## TEKS YANG DIBERIKAN

++++++++

Mengenal Kiai Bergelar Pahlawan (2): KH Idham Chalid

2,789 kali dibaca

Kiai Idham Chalid adalah satu-satunya tokoh Nahdatul Ulama (NU) dari Pulau Borneo yang dinobatkan sebagai Pahlawan Nasional. Tidak hanya anugerah Pahlawan Nasional, Kiai Idham Chalid juga mendapatkan anugerah gelar Doktor Honoris Causa dari Universitas Al-Azhar, Mesir. Hal ini menunjukkan kualitas maupun kontribusinya yang diakui oleh negara (tingkat nasional) maunpun di kancah internasional, yakni melalui salah satu universitas Islam yang menjadi sentra kajian Islam tingkat internasional.

Semasa hidupnya, Kiai Idham Chalid dengan arahan dari kedua orang tuanya mencurahkan pikiranya untuk fokus mencari ilmu, baik di sekolah formal maupun non formal, bahkan sampai merantu ke Pulau Jawa. Masa-masa yang penuh tantangan dan kegigihanya inilah yang membawa beliau ke pribadi yang bersahaja dan berwawasan keilmuan. Perjalanan hidupnya semata-mata dicurahkan untuk mencari kebermanfaatan bagi dirinya sendiri dan mengabdi di tengah-tengah masyarakat, baik dalam dakwah, organisasi, maupun politik.

Advertisements

Biografi

Kiai Idham Chalid dilahirkan pada tanggal 5 Muharram 1341 H/ 27 Agustus 1922. di Satui, Kalimantan Selatan. Tetapi ada versi lain yang beredar, bahwa Kiai Idham Chalid lahir pada tanggal 5 Januari 1921, seperti yang dipakai Tempo dan beberapa media lain tatkala mencantumkan biografi tanggal lahir Kiai Idham. Akan tetapi, kebanyakan literatur ilmiah menuliskan kelahiran beliau adalah tanggal 27 Agustus 1922. Hal ini bisa dipahami bahwa pada masa tersebut pencatatan sipil, khususnya akta atau surat kelahiran belum cukup baik. Tidak berlebihan, hampir kebanyakan orang pada masa tersebut juga tidak terlalu konsen terhadap tanggal kelahiranya.

++++++++

## BAHAN YANG DIBERIKAN

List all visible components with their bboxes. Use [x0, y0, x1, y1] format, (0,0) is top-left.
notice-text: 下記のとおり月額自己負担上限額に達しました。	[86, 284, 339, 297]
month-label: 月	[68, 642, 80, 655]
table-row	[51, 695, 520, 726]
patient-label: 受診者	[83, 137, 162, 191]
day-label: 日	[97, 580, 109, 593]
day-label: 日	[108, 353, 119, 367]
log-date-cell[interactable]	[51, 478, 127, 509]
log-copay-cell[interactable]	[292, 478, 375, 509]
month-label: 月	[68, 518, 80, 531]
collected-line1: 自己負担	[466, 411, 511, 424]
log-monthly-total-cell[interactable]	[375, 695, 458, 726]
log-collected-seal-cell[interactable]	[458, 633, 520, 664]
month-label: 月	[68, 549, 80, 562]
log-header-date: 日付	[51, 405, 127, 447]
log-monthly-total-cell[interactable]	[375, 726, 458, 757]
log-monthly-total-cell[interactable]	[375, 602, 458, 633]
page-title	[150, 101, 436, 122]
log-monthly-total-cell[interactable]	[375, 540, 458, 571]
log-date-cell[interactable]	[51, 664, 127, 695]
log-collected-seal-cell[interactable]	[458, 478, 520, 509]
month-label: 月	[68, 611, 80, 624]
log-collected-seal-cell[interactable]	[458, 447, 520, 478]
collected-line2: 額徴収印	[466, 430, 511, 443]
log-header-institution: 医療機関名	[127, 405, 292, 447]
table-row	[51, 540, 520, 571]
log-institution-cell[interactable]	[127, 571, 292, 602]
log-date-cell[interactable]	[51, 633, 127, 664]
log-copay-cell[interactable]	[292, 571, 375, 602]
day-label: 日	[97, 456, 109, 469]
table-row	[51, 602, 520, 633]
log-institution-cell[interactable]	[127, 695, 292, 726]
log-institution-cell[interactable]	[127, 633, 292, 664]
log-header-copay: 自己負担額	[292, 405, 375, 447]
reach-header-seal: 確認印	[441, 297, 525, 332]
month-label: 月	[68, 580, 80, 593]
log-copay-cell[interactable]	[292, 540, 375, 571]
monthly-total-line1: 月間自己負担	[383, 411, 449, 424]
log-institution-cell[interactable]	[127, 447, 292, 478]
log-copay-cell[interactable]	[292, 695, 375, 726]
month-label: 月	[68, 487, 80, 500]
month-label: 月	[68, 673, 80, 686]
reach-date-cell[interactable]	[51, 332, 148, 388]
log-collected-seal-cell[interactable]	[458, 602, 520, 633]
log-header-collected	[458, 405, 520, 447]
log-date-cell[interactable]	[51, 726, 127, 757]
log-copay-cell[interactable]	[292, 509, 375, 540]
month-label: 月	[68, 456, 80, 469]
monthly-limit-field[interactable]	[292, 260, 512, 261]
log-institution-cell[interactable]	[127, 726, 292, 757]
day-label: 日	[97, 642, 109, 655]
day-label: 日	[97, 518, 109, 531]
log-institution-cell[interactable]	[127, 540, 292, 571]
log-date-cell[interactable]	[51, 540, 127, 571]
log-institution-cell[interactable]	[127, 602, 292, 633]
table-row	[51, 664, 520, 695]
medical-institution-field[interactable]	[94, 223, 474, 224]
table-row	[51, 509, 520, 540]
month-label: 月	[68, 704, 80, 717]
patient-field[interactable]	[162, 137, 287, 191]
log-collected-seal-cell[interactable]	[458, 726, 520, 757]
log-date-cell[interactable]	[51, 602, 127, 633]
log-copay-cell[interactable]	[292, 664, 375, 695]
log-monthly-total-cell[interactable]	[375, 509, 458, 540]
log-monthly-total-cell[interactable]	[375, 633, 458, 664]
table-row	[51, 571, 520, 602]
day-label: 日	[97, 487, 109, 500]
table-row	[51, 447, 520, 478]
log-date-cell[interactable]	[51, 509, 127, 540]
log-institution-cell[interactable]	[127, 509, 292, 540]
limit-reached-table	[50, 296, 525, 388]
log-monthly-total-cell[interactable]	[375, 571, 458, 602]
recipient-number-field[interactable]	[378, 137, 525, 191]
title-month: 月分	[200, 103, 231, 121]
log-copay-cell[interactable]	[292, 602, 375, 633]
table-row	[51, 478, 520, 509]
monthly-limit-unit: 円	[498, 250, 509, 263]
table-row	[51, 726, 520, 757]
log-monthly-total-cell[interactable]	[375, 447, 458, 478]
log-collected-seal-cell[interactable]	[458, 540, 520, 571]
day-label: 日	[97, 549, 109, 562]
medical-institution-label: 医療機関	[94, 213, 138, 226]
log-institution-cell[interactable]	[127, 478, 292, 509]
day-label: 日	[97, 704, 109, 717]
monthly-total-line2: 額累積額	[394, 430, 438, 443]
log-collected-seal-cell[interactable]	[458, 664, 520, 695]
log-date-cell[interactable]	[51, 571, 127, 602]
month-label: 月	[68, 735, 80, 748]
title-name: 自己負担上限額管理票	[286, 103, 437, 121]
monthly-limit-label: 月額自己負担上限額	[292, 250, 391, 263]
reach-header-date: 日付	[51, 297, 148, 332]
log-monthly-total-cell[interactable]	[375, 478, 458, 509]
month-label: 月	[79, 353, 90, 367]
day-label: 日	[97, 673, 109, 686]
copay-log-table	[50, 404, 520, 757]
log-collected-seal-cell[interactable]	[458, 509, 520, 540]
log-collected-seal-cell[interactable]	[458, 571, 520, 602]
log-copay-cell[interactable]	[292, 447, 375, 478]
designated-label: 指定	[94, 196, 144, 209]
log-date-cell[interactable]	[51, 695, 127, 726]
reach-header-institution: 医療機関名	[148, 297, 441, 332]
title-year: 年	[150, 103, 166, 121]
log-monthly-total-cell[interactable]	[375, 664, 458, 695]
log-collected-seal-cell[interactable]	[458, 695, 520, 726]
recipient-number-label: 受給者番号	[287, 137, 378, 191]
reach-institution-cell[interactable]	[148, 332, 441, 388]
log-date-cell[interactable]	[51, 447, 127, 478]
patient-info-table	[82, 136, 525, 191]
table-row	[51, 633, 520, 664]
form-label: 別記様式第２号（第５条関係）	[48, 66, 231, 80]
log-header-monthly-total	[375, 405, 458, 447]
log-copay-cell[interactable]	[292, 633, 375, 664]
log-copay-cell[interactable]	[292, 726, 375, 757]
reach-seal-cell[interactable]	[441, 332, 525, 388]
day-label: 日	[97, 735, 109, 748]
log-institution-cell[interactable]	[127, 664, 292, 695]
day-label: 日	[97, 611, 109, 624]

++++++++

## KETENTUAN LATIHAN
Tuliskan kembali secara persis bagian teks tentang KH Idham Chalid dari "Kiai Idham Chalid dilahirkan" hingga "terhadap tanggal kelahiranya.". Item-item di atas tidak berkaitan dengan teks tentang KH Idham Chalid.

## HASIL TUGAS
Kiai Idham Chalid dilahirkan pada tanggal 5 Muharram 1341 H/ 27 Agustus 1922. di Satui, Kalimantan Selatan. Tetapi ada versi lain yang beredar, bahwa Kiai Idham Chalid lahir pada tanggal 5 Januari 1921, seperti yang dipakai Tempo dan beberapa media lain tatkala mencantumkan biografi tanggal lahir Kiai Idham. Akan tetapi, kebanyakan literatur ilmiah menuliskan kelahiran beliau adalah tanggal 27 Agustus 1922. Hal ini bisa dipahami bahwa pada masa tersebut pencatatan sipil, khususnya akta atau surat kelahiran belum cukup baik. Tidak berlebihan, hampir kebanyakan orang pada masa tersebut juga tidak terlalu konsen terhadap tanggal kelahiranya.